+++ EXCERTO
Sinopse
Carismático
e complexo, Sergio Vieira de Mello (Wagner Moura) passou a maior parte de sua
carreira como um diplomata da ONU trabalhando nas regiões mais instáveis do
mundo, alcançando habilmente acordos com presidentes, revolucionários e criminosos
de guerra para proteger as vidas de pessoas comuns. Mas, assim como se prepara
para uma vida mais simples com a mulher que ama, Carolina Larriera (Ana de
Armas), Sergio assume uma última missão no Iraque, em Bagdad, recém mergulhada
no caos após a invasão americana. A tarefa deveria ser breve mas acabou, quando
a explosão de uma bomba fez ruir o edifício da sede da ONU tendo ele sido
arrastado pelo desmoronamento, a que se seguiu uma emocionante luta pela vida
sob os escombros. Inspirado num personagem real e no evento que o vitimou, “Sergio”
é um drama abrangente focado num homem levado aos seus limites físicos e
emocionais ao ser forçado a confrontar as próprias escolhas em relação a
ambições, família e capacidade de amar.
Em exibição na plataforma
Netflix desde 17 de Abril.
Opinião
por Artur Neves
Esperado com alguma
expectativa, considerando que saía das mãos de um documentarista consagrado, já
conhecido pelos seus múltiplos trabalhos neste género, tanto para cinema como
para televisão, este biopic hagiográfico
resume-se a uma rotunda deceção, não só na sumária descrição dos factos, como
na tentativa bacoca de transformar um homem bom, um diplomata competente e
astuto num beato santificável por qualquer igreja cristã, retirando-lhe
qualquer hipótese de autenticidade na sua atividade profissional.
++++++
+++ DADOS FORNECIDOS
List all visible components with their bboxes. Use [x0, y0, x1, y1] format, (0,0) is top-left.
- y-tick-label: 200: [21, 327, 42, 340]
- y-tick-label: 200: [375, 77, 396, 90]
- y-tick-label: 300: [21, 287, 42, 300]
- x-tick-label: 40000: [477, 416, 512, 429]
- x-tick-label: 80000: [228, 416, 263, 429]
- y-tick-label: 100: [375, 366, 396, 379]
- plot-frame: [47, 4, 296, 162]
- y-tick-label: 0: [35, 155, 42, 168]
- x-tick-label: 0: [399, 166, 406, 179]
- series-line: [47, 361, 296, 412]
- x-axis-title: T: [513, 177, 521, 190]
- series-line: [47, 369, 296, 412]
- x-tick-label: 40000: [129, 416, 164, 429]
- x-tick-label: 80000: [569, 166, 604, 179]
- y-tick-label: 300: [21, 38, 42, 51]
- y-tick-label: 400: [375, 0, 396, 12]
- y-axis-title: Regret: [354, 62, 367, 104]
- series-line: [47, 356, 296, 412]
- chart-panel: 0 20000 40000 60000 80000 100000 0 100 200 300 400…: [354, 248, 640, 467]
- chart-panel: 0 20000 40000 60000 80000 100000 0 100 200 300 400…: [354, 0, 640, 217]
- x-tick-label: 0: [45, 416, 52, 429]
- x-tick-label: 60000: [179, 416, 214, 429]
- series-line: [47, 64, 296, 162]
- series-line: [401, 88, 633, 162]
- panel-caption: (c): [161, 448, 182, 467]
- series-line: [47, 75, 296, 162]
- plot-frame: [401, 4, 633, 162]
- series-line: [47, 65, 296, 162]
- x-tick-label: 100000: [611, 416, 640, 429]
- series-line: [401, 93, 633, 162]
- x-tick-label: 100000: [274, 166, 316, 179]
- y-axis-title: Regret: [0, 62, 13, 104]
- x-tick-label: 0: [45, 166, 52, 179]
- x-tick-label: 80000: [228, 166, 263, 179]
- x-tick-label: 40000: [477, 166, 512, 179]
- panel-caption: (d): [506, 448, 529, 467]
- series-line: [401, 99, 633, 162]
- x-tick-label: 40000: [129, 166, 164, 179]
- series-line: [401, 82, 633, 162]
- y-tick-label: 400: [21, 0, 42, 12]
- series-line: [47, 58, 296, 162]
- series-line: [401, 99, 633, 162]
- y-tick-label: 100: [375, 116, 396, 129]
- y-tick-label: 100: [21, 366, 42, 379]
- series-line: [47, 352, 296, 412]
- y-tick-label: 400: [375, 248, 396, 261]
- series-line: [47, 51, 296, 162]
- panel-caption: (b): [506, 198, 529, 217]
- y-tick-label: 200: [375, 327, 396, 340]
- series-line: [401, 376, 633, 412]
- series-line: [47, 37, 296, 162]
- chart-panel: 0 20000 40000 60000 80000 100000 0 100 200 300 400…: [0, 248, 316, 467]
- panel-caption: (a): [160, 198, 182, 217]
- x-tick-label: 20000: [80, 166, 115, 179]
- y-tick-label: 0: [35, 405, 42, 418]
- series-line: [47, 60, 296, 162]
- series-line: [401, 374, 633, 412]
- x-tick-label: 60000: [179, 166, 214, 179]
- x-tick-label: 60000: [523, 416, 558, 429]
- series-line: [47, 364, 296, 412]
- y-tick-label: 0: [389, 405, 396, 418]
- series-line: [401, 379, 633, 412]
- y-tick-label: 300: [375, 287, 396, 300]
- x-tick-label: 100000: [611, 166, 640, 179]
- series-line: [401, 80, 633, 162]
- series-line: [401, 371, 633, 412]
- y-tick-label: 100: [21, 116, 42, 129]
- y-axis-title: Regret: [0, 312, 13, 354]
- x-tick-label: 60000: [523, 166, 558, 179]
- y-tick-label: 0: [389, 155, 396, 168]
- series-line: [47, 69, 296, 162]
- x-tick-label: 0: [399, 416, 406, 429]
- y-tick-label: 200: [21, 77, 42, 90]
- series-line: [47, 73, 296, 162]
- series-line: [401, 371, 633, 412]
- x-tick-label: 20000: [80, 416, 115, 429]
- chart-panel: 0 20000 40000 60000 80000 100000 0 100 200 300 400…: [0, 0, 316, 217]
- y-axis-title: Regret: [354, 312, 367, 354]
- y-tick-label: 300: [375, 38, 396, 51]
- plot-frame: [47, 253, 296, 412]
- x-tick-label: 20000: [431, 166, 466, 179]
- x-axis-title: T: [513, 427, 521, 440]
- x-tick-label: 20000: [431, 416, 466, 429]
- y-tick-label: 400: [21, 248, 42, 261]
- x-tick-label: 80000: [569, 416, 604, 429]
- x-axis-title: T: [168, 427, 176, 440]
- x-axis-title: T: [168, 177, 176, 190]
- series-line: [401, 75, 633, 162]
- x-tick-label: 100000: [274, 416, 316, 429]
++++++
TAREFA PROPOSTA:
Segundo o excerto, em que cidade Sergio assume a sua última missão? A listagem provém de uma fonte diferente.

EXERCÍCIO RESOLVIDO:
Em Bagdad, no Iraque.